For the material that follows, list every line containing the word "Sample".

%%

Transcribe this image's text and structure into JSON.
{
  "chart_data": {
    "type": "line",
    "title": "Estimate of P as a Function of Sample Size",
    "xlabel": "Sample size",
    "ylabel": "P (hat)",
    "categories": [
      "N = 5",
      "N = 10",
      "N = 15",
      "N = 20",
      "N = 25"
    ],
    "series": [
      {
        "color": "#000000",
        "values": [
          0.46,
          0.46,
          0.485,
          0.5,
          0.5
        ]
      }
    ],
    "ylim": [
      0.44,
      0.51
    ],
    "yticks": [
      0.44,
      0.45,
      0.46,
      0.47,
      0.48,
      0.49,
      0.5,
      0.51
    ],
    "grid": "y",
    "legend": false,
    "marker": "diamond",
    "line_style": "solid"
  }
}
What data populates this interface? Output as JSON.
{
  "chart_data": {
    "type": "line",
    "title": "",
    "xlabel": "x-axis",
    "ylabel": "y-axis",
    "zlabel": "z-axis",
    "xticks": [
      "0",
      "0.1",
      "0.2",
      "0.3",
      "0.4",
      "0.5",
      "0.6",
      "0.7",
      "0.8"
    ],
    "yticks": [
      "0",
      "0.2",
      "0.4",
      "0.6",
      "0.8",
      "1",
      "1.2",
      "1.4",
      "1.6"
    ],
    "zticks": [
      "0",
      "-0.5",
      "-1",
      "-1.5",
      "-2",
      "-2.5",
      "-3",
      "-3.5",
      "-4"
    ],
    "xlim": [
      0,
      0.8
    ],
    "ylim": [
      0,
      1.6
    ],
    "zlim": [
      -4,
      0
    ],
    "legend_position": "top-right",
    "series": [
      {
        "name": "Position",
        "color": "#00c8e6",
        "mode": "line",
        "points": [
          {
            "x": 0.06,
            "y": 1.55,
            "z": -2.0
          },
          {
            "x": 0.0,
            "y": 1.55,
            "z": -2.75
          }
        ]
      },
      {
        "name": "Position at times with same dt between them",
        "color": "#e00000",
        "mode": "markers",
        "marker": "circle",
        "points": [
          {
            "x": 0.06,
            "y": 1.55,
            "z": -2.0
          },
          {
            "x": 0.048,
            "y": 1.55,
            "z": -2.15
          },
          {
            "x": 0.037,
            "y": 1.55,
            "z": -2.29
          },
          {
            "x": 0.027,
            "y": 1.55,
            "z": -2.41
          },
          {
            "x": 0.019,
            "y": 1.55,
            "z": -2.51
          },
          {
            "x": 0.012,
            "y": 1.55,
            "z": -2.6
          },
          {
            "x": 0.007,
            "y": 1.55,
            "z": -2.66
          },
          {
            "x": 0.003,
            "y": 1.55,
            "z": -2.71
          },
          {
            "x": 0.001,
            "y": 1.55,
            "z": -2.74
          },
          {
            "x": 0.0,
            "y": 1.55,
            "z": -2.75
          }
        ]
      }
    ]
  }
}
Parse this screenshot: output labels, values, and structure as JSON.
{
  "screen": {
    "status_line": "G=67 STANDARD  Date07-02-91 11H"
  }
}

%%

* _PROBLEM SOLUTION_:
    "title": "Estimate of P as a Function of Sample Size",
    "xlabel": "Sample size",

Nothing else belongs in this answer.